- **Dataset records**
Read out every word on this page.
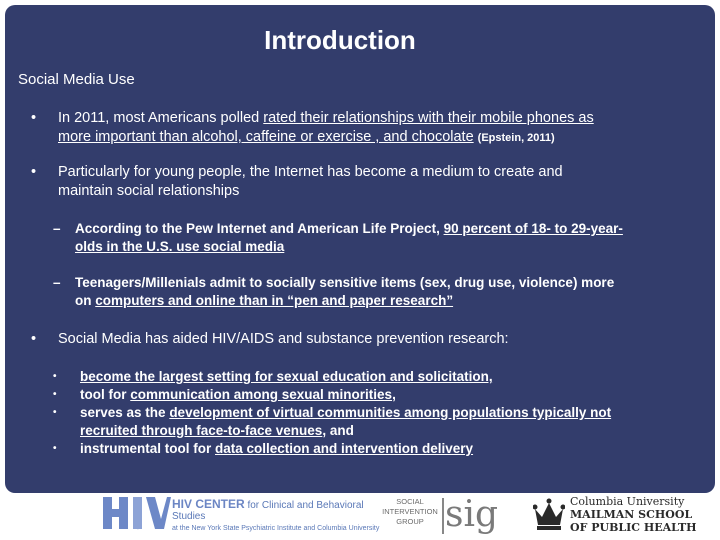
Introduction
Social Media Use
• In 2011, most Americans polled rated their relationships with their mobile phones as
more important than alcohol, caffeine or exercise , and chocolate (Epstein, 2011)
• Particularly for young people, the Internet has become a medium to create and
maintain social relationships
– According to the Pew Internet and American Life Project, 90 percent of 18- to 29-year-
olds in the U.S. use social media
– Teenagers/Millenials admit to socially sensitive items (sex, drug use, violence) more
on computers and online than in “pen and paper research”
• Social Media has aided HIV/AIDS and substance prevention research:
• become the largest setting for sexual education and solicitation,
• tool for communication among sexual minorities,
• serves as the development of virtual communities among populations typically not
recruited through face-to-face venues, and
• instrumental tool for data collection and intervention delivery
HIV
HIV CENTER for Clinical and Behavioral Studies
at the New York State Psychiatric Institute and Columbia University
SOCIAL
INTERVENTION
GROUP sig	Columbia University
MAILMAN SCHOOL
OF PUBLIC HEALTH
==
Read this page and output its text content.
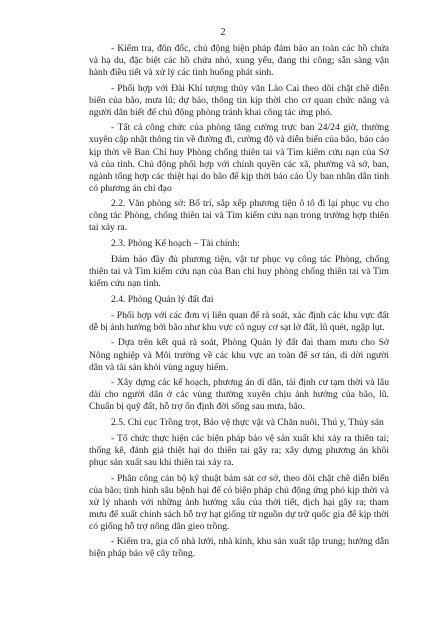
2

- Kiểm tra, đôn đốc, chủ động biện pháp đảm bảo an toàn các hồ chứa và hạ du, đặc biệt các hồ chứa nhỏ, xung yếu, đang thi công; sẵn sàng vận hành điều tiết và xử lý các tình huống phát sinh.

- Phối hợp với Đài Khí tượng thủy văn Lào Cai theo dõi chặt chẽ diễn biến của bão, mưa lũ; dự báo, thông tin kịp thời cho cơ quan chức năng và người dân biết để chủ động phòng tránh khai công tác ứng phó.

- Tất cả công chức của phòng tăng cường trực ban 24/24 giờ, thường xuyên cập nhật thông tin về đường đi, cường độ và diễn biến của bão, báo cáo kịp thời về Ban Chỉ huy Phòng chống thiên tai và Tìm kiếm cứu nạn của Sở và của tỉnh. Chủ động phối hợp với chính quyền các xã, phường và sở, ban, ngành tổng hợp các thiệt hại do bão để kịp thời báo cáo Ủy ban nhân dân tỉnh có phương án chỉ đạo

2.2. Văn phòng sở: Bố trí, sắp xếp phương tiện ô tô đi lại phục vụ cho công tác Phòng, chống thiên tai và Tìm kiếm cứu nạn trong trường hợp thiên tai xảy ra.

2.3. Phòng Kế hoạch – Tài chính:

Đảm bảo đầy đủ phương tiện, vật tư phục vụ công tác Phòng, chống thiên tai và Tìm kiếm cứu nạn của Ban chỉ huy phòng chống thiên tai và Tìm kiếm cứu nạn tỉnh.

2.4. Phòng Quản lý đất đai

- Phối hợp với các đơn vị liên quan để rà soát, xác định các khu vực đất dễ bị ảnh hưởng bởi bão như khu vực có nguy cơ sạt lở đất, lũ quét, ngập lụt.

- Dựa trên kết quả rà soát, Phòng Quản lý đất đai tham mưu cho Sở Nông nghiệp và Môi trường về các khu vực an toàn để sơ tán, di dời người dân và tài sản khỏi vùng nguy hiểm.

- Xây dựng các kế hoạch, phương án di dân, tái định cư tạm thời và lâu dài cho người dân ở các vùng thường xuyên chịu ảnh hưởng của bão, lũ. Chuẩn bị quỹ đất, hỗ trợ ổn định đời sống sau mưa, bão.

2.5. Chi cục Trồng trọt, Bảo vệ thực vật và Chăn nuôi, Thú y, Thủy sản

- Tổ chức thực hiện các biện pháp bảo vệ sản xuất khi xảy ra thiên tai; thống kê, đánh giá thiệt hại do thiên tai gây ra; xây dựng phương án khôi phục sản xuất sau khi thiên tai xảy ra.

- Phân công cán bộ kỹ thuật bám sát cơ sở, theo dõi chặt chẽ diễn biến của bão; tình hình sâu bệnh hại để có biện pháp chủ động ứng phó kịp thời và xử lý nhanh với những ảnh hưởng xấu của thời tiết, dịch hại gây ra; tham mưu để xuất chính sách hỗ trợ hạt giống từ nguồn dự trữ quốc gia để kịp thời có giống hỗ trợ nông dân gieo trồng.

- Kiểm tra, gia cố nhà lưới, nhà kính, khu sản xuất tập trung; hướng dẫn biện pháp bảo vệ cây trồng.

- **The request**
Look through the material above. Copy each line where the word "tiện" appears.

- **Solved exercise**
2.2. Văn phòng sở: Bố trí, sắp xếp phương tiện ô tô đi lại phục vụ cho công tác Phòng, chống thiên tai và Tìm kiếm cứu nạn trong trường hợp thiên tai xảy ra.
Đảm bảo đầy đủ phương tiện, vật tư phục vụ công tác Phòng, chống thiên tai và Tìm kiếm cứu nạn của Ban chỉ huy phòng chống thiên tai và Tìm kiếm cứu nạn tỉnh.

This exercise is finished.